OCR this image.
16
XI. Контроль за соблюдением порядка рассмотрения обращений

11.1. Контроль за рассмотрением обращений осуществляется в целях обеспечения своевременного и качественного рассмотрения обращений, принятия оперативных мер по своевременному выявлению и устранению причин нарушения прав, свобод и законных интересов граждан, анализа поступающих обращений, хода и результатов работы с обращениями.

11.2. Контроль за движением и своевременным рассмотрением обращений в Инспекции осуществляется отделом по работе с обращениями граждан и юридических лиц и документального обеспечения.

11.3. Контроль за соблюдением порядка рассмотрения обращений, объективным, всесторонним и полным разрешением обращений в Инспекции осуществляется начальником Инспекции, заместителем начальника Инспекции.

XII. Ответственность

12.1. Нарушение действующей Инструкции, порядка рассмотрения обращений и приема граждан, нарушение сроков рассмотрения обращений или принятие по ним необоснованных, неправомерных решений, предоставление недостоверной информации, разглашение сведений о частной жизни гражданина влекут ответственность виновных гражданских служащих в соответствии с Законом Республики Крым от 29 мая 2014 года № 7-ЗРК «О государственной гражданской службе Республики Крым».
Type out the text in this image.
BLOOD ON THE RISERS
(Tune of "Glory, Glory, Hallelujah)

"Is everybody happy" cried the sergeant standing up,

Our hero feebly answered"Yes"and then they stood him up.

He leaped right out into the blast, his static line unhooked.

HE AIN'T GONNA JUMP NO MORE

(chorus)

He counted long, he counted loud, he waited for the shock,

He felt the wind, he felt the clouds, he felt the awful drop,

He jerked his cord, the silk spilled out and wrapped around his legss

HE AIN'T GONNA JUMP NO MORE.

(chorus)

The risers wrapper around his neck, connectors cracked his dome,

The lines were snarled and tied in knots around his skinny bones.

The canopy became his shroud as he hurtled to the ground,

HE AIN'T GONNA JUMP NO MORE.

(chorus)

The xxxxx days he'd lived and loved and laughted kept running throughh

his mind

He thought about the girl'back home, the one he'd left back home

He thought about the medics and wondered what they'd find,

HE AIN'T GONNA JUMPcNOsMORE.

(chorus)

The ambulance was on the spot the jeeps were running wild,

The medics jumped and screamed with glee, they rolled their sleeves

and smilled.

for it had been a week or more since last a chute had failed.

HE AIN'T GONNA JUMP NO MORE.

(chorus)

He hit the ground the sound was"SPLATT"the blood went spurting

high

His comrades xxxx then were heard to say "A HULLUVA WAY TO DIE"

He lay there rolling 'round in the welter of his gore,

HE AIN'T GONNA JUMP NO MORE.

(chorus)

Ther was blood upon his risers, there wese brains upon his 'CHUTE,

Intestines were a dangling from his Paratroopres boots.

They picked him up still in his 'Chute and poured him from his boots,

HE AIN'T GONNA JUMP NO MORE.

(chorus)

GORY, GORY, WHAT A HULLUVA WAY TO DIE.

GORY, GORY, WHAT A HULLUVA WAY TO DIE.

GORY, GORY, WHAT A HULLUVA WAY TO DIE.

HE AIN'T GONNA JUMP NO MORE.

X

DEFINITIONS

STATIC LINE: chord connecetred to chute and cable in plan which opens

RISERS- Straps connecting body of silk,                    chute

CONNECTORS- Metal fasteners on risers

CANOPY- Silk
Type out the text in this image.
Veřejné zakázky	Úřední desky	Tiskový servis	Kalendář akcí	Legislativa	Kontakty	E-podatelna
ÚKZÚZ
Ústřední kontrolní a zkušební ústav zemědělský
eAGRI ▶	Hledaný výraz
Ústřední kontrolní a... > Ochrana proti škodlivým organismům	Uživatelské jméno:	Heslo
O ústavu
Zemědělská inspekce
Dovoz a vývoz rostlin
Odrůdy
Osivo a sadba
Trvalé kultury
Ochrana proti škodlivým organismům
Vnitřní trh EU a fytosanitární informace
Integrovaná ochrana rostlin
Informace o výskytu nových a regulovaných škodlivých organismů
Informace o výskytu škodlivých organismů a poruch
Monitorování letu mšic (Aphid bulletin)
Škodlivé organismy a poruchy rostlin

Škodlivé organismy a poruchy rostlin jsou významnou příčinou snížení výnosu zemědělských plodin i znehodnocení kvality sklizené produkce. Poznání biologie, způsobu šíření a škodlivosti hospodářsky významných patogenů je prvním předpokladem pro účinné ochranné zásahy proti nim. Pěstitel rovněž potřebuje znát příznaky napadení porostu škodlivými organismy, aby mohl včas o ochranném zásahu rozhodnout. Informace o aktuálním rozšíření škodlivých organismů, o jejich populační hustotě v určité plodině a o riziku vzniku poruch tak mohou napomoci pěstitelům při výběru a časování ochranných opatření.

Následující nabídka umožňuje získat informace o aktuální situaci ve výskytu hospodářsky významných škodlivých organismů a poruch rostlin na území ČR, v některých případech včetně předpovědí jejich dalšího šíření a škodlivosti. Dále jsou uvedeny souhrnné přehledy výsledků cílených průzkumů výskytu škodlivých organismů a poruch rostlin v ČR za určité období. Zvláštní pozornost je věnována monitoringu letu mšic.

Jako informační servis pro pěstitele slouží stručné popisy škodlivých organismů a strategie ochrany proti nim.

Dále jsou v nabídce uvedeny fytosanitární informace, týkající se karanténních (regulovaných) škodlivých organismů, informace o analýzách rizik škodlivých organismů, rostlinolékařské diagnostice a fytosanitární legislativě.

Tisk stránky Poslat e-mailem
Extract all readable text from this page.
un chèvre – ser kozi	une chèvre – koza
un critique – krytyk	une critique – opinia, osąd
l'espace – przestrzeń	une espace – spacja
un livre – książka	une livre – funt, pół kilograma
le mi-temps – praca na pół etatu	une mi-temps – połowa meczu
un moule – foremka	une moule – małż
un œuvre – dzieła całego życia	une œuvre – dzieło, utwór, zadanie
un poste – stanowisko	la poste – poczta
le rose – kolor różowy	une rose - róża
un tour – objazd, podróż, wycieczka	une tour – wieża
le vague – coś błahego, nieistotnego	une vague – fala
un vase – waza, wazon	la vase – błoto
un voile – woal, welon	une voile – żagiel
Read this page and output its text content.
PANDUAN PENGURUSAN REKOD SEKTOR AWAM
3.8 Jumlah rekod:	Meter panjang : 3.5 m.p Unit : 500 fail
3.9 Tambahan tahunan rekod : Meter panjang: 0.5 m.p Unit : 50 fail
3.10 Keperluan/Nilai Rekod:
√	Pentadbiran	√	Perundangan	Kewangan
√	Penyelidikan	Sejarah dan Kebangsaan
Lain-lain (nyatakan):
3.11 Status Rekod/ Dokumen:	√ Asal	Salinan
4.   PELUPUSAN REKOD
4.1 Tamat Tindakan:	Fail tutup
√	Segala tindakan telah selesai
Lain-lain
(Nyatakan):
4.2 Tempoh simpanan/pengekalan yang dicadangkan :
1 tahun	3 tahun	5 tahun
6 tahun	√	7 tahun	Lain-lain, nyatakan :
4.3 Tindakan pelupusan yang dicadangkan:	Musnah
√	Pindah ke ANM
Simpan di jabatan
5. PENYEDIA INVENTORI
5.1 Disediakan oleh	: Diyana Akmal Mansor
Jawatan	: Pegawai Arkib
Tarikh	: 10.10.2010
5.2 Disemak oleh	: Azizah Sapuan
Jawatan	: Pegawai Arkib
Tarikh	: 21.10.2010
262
════════════════
Problem → Repeat the line that contains "Read this page and output its text content.", then every line after it until the records end, with nothing added.

Completed task →
Read this page and output its text content.
PANDUAN PENGURUSAN REKOD SEKTOR AWAM
3.8 Jumlah rekod:	Meter panjang : 3.5 m.p Unit : 500 fail
3.9 Tambahan tahunan rekod : Meter panjang: 0.5 m.p Unit : 50 fail
3.10 Keperluan/Nilai Rekod:
√	Pentadbiran	√	Perundangan	Kewangan
√	Penyelidikan	Sejarah dan Kebangsaan
Lain-lain (nyatakan):
3.11 Status Rekod/ Dokumen:	√ Asal	Salinan
4.   PELUPUSAN REKOD
4.1 Tamat Tindakan:	Fail tutup
√	Segala tindakan telah selesai
Lain-lain
(Nyatakan):
4.2 Tempoh simpanan/pengekalan yang dicadangkan :
1 tahun	3 tahun	5 tahun
6 tahun	√	7 tahun	Lain-lain, nyatakan :
4.3 Tindakan pelupusan yang dicadangkan:	Musnah
√	Pindah ke ANM
Simpan di jabatan
5. PENYEDIA INVENTORI
5.1 Disediakan oleh	: Diyana Akmal Mansor
Jawatan	: Pegawai Arkib
Tarikh	: 10.10.2010
5.2 Disemak oleh	: Azizah Sapuan
Jawatan	: Pegawai Arkib
Tarikh	: 21.10.2010
262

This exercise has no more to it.